→ Exercise details: Reproduce every record below exactly as it appears.
>> START Records provided
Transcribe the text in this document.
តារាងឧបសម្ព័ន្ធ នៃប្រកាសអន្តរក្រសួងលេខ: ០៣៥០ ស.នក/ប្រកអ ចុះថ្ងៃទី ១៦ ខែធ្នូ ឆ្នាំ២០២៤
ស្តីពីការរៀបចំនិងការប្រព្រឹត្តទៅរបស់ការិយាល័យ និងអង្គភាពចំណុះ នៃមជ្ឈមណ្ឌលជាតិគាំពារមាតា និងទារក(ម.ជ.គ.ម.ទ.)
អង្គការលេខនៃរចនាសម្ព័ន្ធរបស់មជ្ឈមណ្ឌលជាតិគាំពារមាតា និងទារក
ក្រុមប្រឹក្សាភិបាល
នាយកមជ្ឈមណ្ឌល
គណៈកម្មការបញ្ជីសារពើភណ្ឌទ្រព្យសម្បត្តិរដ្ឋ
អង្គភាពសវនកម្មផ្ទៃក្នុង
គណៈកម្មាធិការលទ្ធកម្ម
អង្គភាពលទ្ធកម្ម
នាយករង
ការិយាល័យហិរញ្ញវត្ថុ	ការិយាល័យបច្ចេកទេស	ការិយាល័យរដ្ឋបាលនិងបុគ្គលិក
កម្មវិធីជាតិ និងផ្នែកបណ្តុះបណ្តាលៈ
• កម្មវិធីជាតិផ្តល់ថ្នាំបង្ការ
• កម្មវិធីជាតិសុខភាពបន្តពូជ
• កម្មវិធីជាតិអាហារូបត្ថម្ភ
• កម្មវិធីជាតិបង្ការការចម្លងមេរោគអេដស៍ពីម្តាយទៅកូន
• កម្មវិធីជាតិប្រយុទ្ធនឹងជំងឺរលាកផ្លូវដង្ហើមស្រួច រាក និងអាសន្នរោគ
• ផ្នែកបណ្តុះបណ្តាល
>> END Records provided
→ Result of this exercise:
Transcribe the text in this document.
តារាងឧបសម្ព័ន្ធ នៃប្រកាសអន្តរក្រសួងលេខ: ០៣៥០ ស.នក/ប្រកអ ចុះថ្ងៃទី ១៦ ខែធ្នូ ឆ្នាំ២០២៤
ស្តីពីការរៀបចំនិងការប្រព្រឹត្តទៅរបស់ការិយាល័យ និងអង្គភាពចំណុះ នៃមជ្ឈមណ្ឌលជាតិគាំពារមាតា និងទារក(ម.ជ.គ.ម.ទ.)
អង្គការលេខនៃរចនាសម្ព័ន្ធរបស់មជ្ឈមណ្ឌលជាតិគាំពារមាតា និងទារក
ក្រុមប្រឹក្សាភិបាល
នាយកមជ្ឈមណ្ឌល
គណៈកម្មការបញ្ជីសារពើភណ្ឌទ្រព្យសម្បត្តិរដ្ឋ
អង្គភាពសវនកម្មផ្ទៃក្នុង
គណៈកម្មាធិការលទ្ធកម្ម
អង្គភាពលទ្ធកម្ម
នាយករង
ការិយាល័យហិរញ្ញវត្ថុ	ការិយាល័យបច្ចេកទេស	ការិយាល័យរដ្ឋបាលនិងបុគ្គលិក
កម្មវិធីជាតិ និងផ្នែកបណ្តុះបណ្តាលៈ
• កម្មវិធីជាតិផ្តល់ថ្នាំបង្ការ
• កម្មវិធីជាតិសុខភាពបន្តពូជ
• កម្មវិធីជាតិអាហារូបត្ថម្ភ
• កម្មវិធីជាតិបង្ការការចម្លងមេរោគអេដស៍ពីម្តាយទៅកូន
• កម្មវិធីជាតិប្រយុទ្ធនឹងជំងឺរលាកផ្លូវដង្ហើមស្រួច រាក និងអាសន្នរោគ
• ផ្នែកបណ្តុះបណ្តាល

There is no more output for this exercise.